--- WHAT NEEDS TO BE DONE ---
All the data should be repeated exactly. Any image in it is left out.

********

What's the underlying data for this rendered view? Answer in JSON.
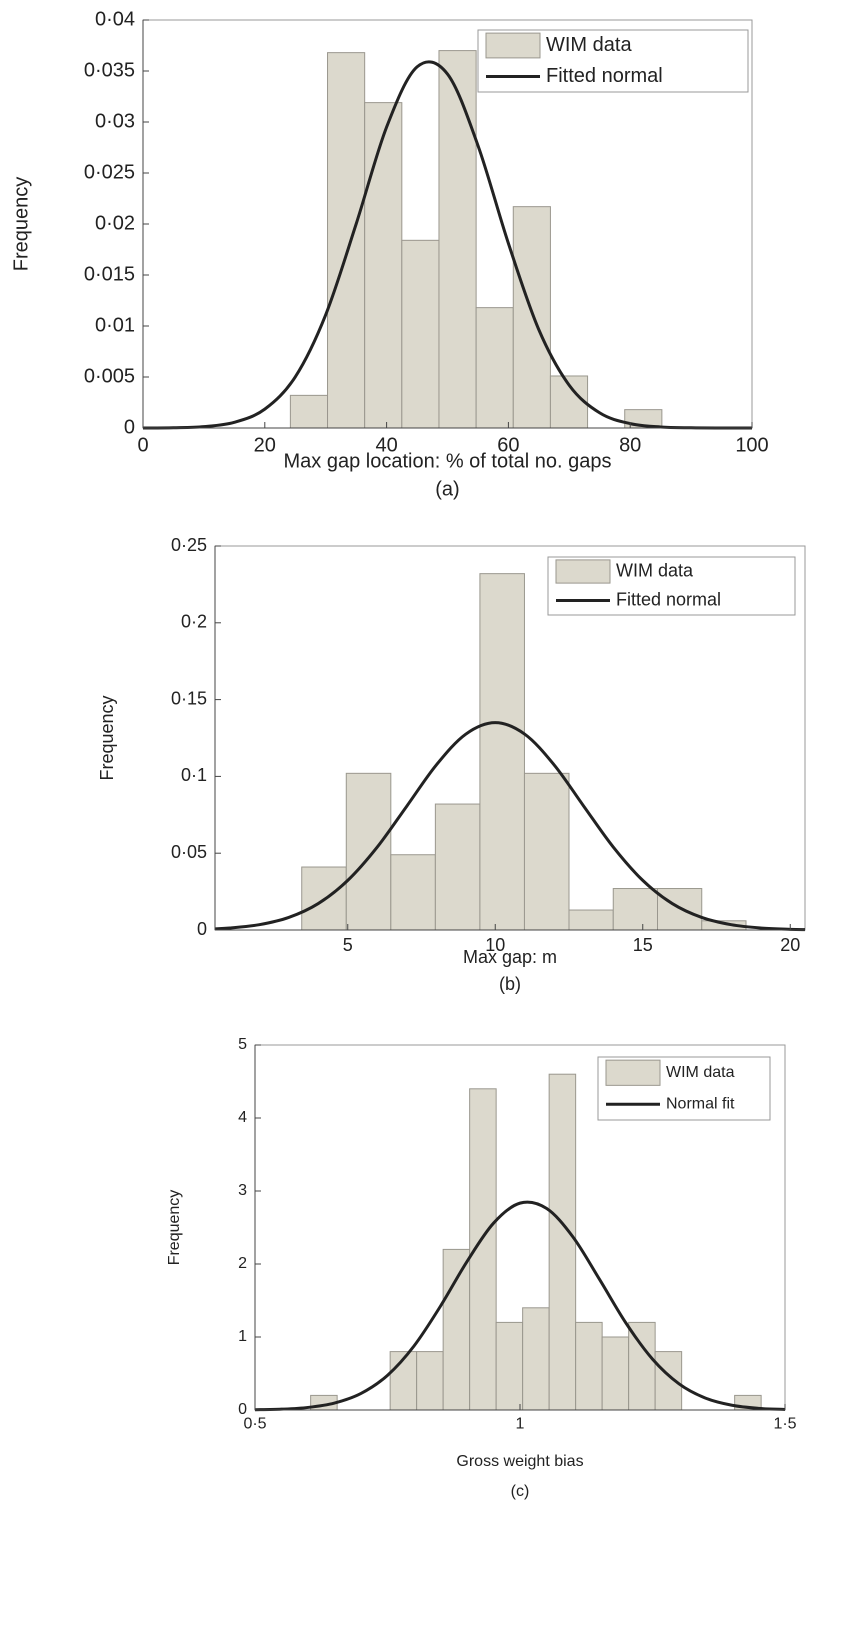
{
  "chart_data": [
    {
      "type": "histogram",
      "xlabel": "Max gap location: % of total no. gaps",
      "ylabel": "Frequency",
      "caption": "(a)",
      "bins": [
        24.2,
        30.3,
        36.4,
        42.5,
        48.6,
        54.7,
        60.8,
        66.9,
        73.0,
        79.1,
        85.2
      ],
      "series": [
        {
          "name": "WIM data",
          "color": "#dcd9cd",
          "values": [
            0.0032,
            0.0368,
            0.0319,
            0.0184,
            0.037,
            0.0118,
            0.0217,
            0.0051,
            0,
            0.0018
          ]
        },
        {
          "name": "Fitted normal",
          "color": "#222222",
          "type": "line",
          "x": [
            0,
            5,
            10,
            15,
            20,
            25,
            30,
            35,
            40,
            45,
            50,
            55,
            60,
            65,
            70,
            75,
            80,
            85,
            90,
            95,
            100
          ],
          "values": [
            0,
            3e-05,
            0.00014,
            0.00056,
            0.00185,
            0.00501,
            0.0111,
            0.02,
            0.0295,
            0.0354,
            0.0347,
            0.0277,
            0.0181,
            0.00963,
            0.00418,
            0.00148,
            0.00043,
            0.0001,
            2e-05,
            0,
            0
          ]
        }
      ],
      "xlim": [
        0,
        100
      ],
      "ylim": [
        0,
        0.04
      ],
      "xticks": [
        0,
        20,
        40,
        60,
        80,
        100
      ],
      "yticks": [
        0,
        {
          "value": 0.005,
          "label": "0·005"
        },
        {
          "value": 0.01,
          "label": "0·01"
        },
        {
          "value": 0.015,
          "label": "0·015"
        },
        {
          "value": 0.02,
          "label": "0·02"
        },
        {
          "value": 0.025,
          "label": "0·025"
        },
        {
          "value": 0.03,
          "label": "0·03"
        },
        {
          "value": 0.035,
          "label": "0·035"
        },
        {
          "value": 0.04,
          "label": "0·04"
        }
      ],
      "legend": "upper right"
    },
    {
      "type": "histogram",
      "xlabel": "Max gap: m",
      "ylabel": "Frequency",
      "caption": "(b)",
      "bins": [
        3.44,
        4.95,
        6.46,
        7.97,
        9.48,
        10.99,
        12.5,
        14.0,
        15.5,
        17.0,
        18.5
      ],
      "series": [
        {
          "name": "WIM data",
          "color": "#dcd9cd",
          "values": [
            0.041,
            0.102,
            0.049,
            0.082,
            0.232,
            0.102,
            0.013,
            0.027,
            0.027,
            0.006
          ]
        },
        {
          "name": "Fitted normal",
          "color": "#222222",
          "type": "line",
          "x": [
            0.5,
            1,
            2,
            3,
            4,
            5,
            6,
            7,
            8,
            9,
            10,
            11,
            12,
            13,
            14,
            15,
            16,
            17,
            18,
            19,
            20,
            20.5
          ],
          "values": [
            0.00077,
            0.0013,
            0.00345,
            0.00816,
            0.0172,
            0.0323,
            0.054,
            0.0806,
            0.1074,
            0.1275,
            0.135,
            0.1275,
            0.1074,
            0.0806,
            0.054,
            0.0323,
            0.0172,
            0.00816,
            0.00345,
            0.0013,
            0.00044,
            0.00024
          ]
        }
      ],
      "xlim": [
        0.5,
        20.5
      ],
      "ylim": [
        0,
        0.25
      ],
      "xticks": [
        5,
        10,
        15,
        20
      ],
      "yticks": [
        0,
        {
          "value": 0.05,
          "label": "0·05"
        },
        {
          "value": 0.1,
          "label": "0·1"
        },
        {
          "value": 0.15,
          "label": "0·15"
        },
        {
          "value": 0.2,
          "label": "0·2"
        },
        {
          "value": 0.25,
          "label": "0·25"
        }
      ],
      "legend": "upper right"
    },
    {
      "type": "histogram",
      "xlabel": "Gross weight bias",
      "ylabel": "Frequency",
      "caption": "(c)",
      "bins": [
        0.605,
        0.655,
        0.705,
        0.755,
        0.805,
        0.855,
        0.905,
        0.955,
        1.005,
        1.055,
        1.105,
        1.155,
        1.205,
        1.255,
        1.305,
        1.355,
        1.405,
        1.455
      ],
      "series": [
        {
          "name": "WIM data",
          "color": "#dcd9cd",
          "values": [
            0.2,
            0,
            0,
            0.8,
            0.8,
            2.2,
            4.4,
            1.2,
            1.4,
            4.6,
            1.2,
            1.0,
            1.2,
            0.8,
            0,
            0,
            0.2
          ]
        },
        {
          "name": "Normal fit",
          "color": "#222222",
          "type": "line",
          "x": [
            0.5,
            0.55,
            0.6,
            0.65,
            0.7,
            0.75,
            0.8,
            0.85,
            0.9,
            0.95,
            1.0,
            1.05,
            1.1,
            1.15,
            1.2,
            1.25,
            1.3,
            1.35,
            1.4,
            1.45,
            1.5
          ],
          "values": [
            0.0033,
            0.0115,
            0.0352,
            0.0952,
            0.227,
            0.475,
            0.877,
            1.423,
            2.034,
            2.559,
            2.834,
            2.762,
            2.37,
            1.79,
            1.19,
            0.697,
            0.359,
            0.163,
            0.065,
            0.0228,
            0.0071
          ]
        }
      ],
      "xlim": [
        0.5,
        1.5
      ],
      "ylim": [
        0,
        5
      ],
      "xticks": [
        {
          "value": 0.5,
          "label": "0·5"
        },
        1,
        {
          "value": 1.5,
          "label": "1·5"
        }
      ],
      "yticks": [
        0,
        1,
        2,
        3,
        4,
        5
      ],
      "legend": "upper right"
    }
  ]
}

********

--- SOLVED PROBLEM ---
What's the underlying data for this rendered view? Answer in JSON.
{
  "chart_data": [
    {
      "type": "histogram",
      "xlabel": "Max gap location: % of total no. gaps",
      "ylabel": "Frequency",
      "caption": "(a)",
      "bins": [
        24.2,
        30.3,
        36.4,
        42.5,
        48.6,
        54.7,
        60.8,
        66.9,
        73.0,
        79.1,
        85.2
      ],
      "series": [
        {
          "name": "WIM data",
          "color": "#dcd9cd",
          "values": [
            0.0032,
            0.0368,
            0.0319,
            0.0184,
            0.037,
            0.0118,
            0.0217,
            0.0051,
            0,
            0.0018
          ]
        },
        {
          "name": "Fitted normal",
          "color": "#222222",
          "type": "line",
          "x": [
            0,
            5,
            10,
            15,
            20,
            25,
            30,
            35,
            40,
            45,
            50,
            55,
            60,
            65,
            70,
            75,
            80,
            85,
            90,
            95,
            100
          ],
          "values": [
            0,
            3e-05,
            0.00014,
            0.00056,
            0.00185,
            0.00501,
            0.0111,
            0.02,
            0.0295,
            0.0354,
            0.0347,
            0.0277,
            0.0181,
            0.00963,
            0.00418,
            0.00148,
            0.00043,
            0.0001,
            2e-05,
            0,
            0
          ]
        }
      ],
      "xlim": [
        0,
        100
      ],
      "ylim": [
        0,
        0.04
      ],
      "xticks": [
        0,
        20,
        40,
        60,
        80,
        100
      ],
      "yticks": [
        0,
        {
          "value": 0.005,
          "label": "0·005"
        },
        {
          "value": 0.01,
          "label": "0·01"
        },
        {
          "value": 0.015,
          "label": "0·015"
        },
        {
          "value": 0.02,
          "label": "0·02"
        },
        {
          "value": 0.025,
          "label": "0·025"
        },
        {
          "value": 0.03,
          "label": "0·03"
        },
        {
          "value": 0.035,
          "label": "0·035"
        },
        {
          "value": 0.04,
          "label": "0·04"
        }
      ],
      "legend": "upper right"
    },
    {
      "type": "histogram",
      "xlabel": "Max gap: m",
      "ylabel": "Frequency",
      "caption": "(b)",
      "bins": [
        3.44,
        4.95,
        6.46,
        7.97,
        9.48,
        10.99,
        12.5,
        14.0,
        15.5,
        17.0,
        18.5
      ],
      "series": [
        {
          "name": "WIM data",
          "color": "#dcd9cd",
          "values": [
            0.041,
            0.102,
            0.049,
            0.082,
            0.232,
            0.102,
            0.013,
            0.027,
            0.027,
            0.006
          ]
        },
        {
          "name": "Fitted normal",
          "color": "#222222",
          "type": "line",
          "x": [
            0.5,
            1,
            2,
            3,
            4,
            5,
            6,
            7,
            8,
            9,
            10,
            11,
            12,
            13,
            14,
            15,
            16,
            17,
            18,
            19,
            20,
            20.5
          ],
          "values": [
            0.00077,
            0.0013,
            0.00345,
            0.00816,
            0.0172,
            0.0323,
            0.054,
            0.0806,
            0.1074,
            0.1275,
            0.135,
            0.1275,
            0.1074,
            0.0806,
            0.054,
            0.0323,
            0.0172,
            0.00816,
            0.00345,
            0.0013,
            0.00044,
            0.00024
          ]
        }
      ],
      "xlim": [
        0.5,
        20.5
      ],
      "ylim": [
        0,
        0.25
      ],
      "xticks": [
        5,
        10,
        15,
        20
      ],
      "yticks": [
        0,
        {
          "value": 0.05,
          "label": "0·05"
        },
        {
          "value": 0.1,
          "label": "0·1"
        },
        {
          "value": 0.15,
          "label": "0·15"
        },
        {
          "value": 0.2,
          "label": "0·2"
        },
        {
          "value": 0.25,
          "label": "0·25"
        }
      ],
      "legend": "upper right"
    },
    {
      "type": "histogram",
      "xlabel": "Gross weight bias",
      "ylabel": "Frequency",
      "caption": "(c)",
      "bins": [
        0.605,
        0.655,
        0.705,
        0.755,
        0.805,
        0.855,
        0.905,
        0.955,
        1.005,
        1.055,
        1.105,
        1.155,
        1.205,
        1.255,
        1.305,
        1.355,
        1.405,
        1.455
      ],
      "series": [
        {
          "name": "WIM data",
          "color": "#dcd9cd",
          "values": [
            0.2,
            0,
            0,
            0.8,
            0.8,
            2.2,
            4.4,
            1.2,
            1.4,
            4.6,
            1.2,
            1.0,
            1.2,
            0.8,
            0,
            0,
            0.2
          ]
        },
        {
          "name": "Normal fit",
          "color": "#222222",
          "type": "line",
          "x": [
            0.5,
            0.55,
            0.6,
            0.65,
            0.7,
            0.75,
            0.8,
            0.85,
            0.9,
            0.95,
            1.0,
            1.05,
            1.1,
            1.15,
            1.2,
            1.25,
            1.3,
            1.35,
            1.4,
            1.45,
            1.5
          ],
          "values": [
            0.0033,
            0.0115,
            0.0352,
            0.0952,
            0.227,
            0.475,
            0.877,
            1.423,
            2.034,
            2.559,
            2.834,
            2.762,
            2.37,
            1.79,
            1.19,
            0.697,
            0.359,
            0.163,
            0.065,
            0.0228,
            0.0071
          ]
        }
      ],
      "xlim": [
        0.5,
        1.5
      ],
      "ylim": [
        0,
        5
      ],
      "xticks": [
        {
          "value": 0.5,
          "label": "0·5"
        },
        1,
        {
          "value": 1.5,
          "label": "1·5"
        }
      ],
      "yticks": [
        0,
        1,
        2,
        3,
        4,
        5
      ],
      "legend": "upper right"
    }
  ]
}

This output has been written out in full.